What you are asked to do: Count the lines in the records below that contain the word "marker", and give only that number.

(Records from a data source)
====
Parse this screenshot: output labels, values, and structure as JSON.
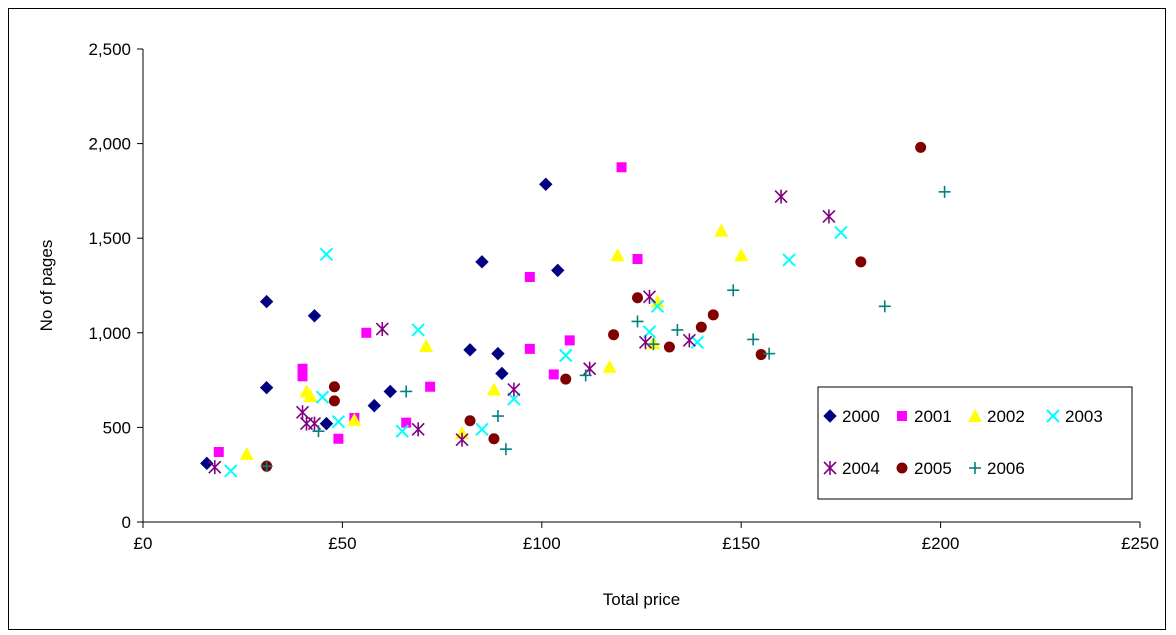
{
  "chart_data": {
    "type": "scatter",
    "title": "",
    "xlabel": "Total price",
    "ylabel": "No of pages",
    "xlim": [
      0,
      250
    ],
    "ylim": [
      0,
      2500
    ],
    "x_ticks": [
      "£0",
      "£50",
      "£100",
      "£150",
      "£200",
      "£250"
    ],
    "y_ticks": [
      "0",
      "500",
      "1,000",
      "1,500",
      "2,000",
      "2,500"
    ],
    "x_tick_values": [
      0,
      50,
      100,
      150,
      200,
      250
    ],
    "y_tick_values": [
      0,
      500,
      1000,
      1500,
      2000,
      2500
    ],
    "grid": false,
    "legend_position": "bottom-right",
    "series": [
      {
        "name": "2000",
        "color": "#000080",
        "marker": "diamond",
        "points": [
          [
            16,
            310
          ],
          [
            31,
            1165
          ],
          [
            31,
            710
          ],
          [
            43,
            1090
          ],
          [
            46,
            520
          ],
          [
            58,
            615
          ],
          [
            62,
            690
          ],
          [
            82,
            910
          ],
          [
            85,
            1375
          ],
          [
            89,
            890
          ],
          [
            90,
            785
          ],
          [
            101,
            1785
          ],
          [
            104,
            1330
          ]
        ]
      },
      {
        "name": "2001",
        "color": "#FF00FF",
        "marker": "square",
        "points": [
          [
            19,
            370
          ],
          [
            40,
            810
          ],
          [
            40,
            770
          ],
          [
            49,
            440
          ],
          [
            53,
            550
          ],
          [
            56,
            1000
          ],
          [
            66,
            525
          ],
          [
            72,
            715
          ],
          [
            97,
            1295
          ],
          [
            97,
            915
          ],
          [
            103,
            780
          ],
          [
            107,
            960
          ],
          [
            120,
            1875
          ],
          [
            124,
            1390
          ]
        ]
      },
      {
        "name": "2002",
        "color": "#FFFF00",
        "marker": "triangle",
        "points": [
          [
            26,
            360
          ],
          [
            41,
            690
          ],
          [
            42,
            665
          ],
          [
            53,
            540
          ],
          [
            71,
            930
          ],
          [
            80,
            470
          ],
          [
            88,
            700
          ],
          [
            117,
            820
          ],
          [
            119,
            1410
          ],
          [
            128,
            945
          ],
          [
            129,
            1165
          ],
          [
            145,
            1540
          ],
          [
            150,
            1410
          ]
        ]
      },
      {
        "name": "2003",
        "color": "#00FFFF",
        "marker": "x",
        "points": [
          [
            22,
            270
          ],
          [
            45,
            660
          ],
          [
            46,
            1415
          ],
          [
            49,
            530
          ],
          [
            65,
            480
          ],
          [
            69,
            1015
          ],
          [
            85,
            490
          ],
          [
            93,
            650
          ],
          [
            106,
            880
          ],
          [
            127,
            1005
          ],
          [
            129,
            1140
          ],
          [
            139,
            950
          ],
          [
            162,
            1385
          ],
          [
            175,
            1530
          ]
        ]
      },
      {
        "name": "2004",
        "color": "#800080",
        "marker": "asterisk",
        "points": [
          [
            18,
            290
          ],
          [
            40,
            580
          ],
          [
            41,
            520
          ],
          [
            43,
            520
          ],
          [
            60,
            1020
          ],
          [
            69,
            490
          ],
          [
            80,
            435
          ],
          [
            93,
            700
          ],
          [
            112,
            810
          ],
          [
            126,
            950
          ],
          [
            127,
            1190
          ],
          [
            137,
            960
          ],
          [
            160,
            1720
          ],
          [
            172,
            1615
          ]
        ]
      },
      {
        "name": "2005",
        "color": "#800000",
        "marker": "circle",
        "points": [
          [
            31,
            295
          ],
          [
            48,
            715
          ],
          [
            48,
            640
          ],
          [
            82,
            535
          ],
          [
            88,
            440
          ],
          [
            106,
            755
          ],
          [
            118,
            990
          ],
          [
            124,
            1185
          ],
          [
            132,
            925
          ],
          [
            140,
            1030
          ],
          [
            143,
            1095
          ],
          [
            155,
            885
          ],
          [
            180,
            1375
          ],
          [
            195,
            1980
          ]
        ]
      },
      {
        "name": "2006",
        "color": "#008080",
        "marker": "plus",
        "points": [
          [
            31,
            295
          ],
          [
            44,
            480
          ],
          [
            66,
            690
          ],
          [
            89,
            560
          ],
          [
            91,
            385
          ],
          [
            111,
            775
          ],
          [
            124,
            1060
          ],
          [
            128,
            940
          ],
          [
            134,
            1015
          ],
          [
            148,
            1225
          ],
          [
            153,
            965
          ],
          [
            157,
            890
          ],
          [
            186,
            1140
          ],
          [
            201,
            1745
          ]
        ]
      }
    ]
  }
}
====
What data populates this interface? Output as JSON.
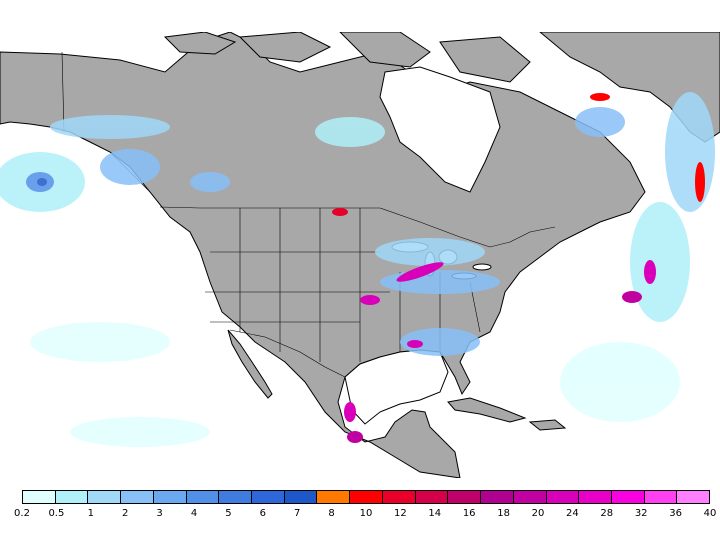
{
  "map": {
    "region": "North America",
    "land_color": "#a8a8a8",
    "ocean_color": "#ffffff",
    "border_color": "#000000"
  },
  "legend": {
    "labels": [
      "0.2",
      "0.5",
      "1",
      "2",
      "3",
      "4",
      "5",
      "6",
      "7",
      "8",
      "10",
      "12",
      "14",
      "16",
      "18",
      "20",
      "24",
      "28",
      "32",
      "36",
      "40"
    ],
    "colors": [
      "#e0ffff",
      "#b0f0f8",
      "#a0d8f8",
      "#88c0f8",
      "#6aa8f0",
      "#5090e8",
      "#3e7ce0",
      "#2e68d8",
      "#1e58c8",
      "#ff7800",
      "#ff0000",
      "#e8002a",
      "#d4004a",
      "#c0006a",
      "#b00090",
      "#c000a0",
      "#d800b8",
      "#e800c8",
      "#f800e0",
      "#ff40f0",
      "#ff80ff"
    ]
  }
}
====
Exercise result: 7